(Structured figure records)

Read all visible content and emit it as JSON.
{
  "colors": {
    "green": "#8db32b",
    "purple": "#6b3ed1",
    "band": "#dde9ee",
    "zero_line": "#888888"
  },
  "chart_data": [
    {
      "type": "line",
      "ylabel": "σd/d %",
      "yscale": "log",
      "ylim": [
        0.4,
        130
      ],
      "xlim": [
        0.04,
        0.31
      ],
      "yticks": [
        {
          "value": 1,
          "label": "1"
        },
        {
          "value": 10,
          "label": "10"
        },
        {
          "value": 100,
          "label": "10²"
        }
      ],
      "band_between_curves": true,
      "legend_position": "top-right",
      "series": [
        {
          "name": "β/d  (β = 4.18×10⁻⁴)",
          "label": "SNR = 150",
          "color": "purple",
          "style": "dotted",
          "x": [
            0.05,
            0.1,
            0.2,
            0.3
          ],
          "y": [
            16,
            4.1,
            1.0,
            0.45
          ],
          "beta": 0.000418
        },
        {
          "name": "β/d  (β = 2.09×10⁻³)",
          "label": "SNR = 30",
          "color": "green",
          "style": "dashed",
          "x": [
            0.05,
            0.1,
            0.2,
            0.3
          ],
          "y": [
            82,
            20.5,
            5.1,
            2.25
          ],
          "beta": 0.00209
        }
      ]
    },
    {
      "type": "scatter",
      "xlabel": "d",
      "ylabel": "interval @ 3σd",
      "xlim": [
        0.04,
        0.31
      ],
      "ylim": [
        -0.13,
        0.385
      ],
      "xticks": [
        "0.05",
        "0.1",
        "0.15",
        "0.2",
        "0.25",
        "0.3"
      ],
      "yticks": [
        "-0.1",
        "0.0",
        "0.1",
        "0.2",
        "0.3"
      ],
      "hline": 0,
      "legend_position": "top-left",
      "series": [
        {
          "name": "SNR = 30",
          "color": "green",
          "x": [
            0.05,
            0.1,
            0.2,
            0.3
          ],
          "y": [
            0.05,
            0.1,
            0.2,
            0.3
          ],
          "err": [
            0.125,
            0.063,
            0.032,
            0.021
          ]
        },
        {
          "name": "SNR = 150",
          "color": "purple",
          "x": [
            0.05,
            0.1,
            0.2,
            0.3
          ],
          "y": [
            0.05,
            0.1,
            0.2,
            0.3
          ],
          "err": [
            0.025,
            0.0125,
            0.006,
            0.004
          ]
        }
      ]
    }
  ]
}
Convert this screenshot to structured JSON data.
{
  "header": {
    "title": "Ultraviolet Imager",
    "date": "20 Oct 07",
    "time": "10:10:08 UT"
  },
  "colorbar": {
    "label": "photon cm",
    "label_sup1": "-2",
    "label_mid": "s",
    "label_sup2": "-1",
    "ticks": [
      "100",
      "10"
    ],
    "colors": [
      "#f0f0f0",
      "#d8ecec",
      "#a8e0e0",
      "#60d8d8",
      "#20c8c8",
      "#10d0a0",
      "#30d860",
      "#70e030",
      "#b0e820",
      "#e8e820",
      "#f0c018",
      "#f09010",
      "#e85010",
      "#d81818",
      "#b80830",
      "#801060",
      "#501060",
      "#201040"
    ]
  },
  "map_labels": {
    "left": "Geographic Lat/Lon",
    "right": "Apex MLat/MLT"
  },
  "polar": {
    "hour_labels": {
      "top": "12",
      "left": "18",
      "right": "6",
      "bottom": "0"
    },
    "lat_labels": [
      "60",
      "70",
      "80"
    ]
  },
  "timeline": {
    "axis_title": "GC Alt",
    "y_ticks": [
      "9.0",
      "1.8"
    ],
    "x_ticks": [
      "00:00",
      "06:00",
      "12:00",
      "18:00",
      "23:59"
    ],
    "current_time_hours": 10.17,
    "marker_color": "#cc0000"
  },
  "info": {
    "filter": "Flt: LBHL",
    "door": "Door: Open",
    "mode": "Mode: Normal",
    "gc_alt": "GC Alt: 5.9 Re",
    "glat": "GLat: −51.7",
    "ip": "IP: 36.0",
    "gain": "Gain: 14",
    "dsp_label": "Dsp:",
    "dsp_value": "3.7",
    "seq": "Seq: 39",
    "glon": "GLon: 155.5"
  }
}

■ What is asked ■
Extract the full listing above without alteration.

■ Exercise output ■
Read all visible content and emit it as JSON.
{
  "colors": {
    "green": "#8db32b",
    "purple": "#6b3ed1",
    "band": "#dde9ee",
    "zero_line": "#888888"
  },
  "chart_data": [
    {
      "type": "line",
      "ylabel": "σd/d %",
      "yscale": "log",
      "ylim": [
        0.4,
        130
      ],
      "xlim": [
        0.04,
        0.31
      ],
      "yticks": [
        {
          "value": 1,
          "label": "1"
        },
        {
          "value": 10,
          "label": "10"
        },
        {
          "value": 100,
          "label": "10²"
        }
      ],
      "band_between_curves": true,
      "legend_position": "top-right",
      "series": [
        {
          "name": "β/d  (β = 4.18×10⁻⁴)",
          "label": "SNR = 150",
          "color": "purple",
          "style": "dotted",
          "x": [
            0.05,
            0.1,
            0.2,
            0.3
          ],
          "y": [
            16,
            4.1,
            1.0,
            0.45
          ],
          "beta": 0.000418
        },
        {
          "name": "β/d  (β = 2.09×10⁻³)",
          "label": "SNR = 30",
          "color": "green",
          "style": "dashed",
          "x": [
            0.05,
            0.1,
            0.2,
            0.3
          ],
          "y": [
            82,
            20.5,
            5.1,
            2.25
          ],
          "beta": 0.00209
        }
      ]
    },
    {
      "type": "scatter",
      "xlabel": "d",
      "ylabel": "interval @ 3σd",
      "xlim": [
        0.04,
        0.31
      ],
      "ylim": [
        -0.13,
        0.385
      ],
      "xticks": [
        "0.05",
        "0.1",
        "0.15",
        "0.2",
        "0.25",
        "0.3"
      ],
      "yticks": [
        "-0.1",
        "0.0",
        "0.1",
        "0.2",
        "0.3"
      ],
      "hline": 0,
      "legend_position": "top-left",
      "series": [
        {
          "name": "SNR = 30",
          "color": "green",
          "x": [
            0.05,
            0.1,
            0.2,
            0.3
          ],
          "y": [
            0.05,
            0.1,
            0.2,
            0.3
          ],
          "err": [
            0.125,
            0.063,
            0.032,
            0.021
          ]
        },
        {
          "name": "SNR = 150",
          "color": "purple",
          "x": [
            0.05,
            0.1,
            0.2,
            0.3
          ],
          "y": [
            0.05,
            0.1,
            0.2,
            0.3
          ],
          "err": [
            0.025,
            0.0125,
            0.006,
            0.004
          ]
        }
      ]
    }
  ]
}
Convert this screenshot to structured JSON data.
{
  "header": {
    "title": "Ultraviolet Imager",
    "date": "20 Oct 07",
    "time": "10:10:08 UT"
  },
  "colorbar": {
    "label": "photon cm",
    "label_sup1": "-2",
    "label_mid": "s",
    "label_sup2": "-1",
    "ticks": [
      "100",
      "10"
    ],
    "colors": [
      "#f0f0f0",
      "#d8ecec",
      "#a8e0e0",
      "#60d8d8",
      "#20c8c8",
      "#10d0a0",
      "#30d860",
      "#70e030",
      "#b0e820",
      "#e8e820",
      "#f0c018",
      "#f09010",
      "#e85010",
      "#d81818",
      "#b80830",
      "#801060",
      "#501060",
      "#201040"
    ]
  },
  "map_labels": {
    "left": "Geographic Lat/Lon",
    "right": "Apex MLat/MLT"
  },
  "polar": {
    "hour_labels": {
      "top": "12",
      "left": "18",
      "right": "6",
      "bottom": "0"
    },
    "lat_labels": [
      "60",
      "70",
      "80"
    ]
  },
  "timeline": {
    "axis_title": "GC Alt",
    "y_ticks": [
      "9.0",
      "1.8"
    ],
    "x_ticks": [
      "00:00",
      "06:00",
      "12:00",
      "18:00",
      "23:59"
    ],
    "current_time_hours": 10.17,
    "marker_color": "#cc0000"
  },
  "info": {
    "filter": "Flt: LBHL",
    "door": "Door: Open",
    "mode": "Mode: Normal",
    "gc_alt": "GC Alt: 5.9 Re",
    "glat": "GLat: −51.7",
    "ip": "IP: 36.0",
    "gain": "Gain: 14",
    "dsp_label": "Dsp:",
    "dsp_value": "3.7",
    "seq": "Seq: 39",
    "glon": "GLon: 155.5"
  }
}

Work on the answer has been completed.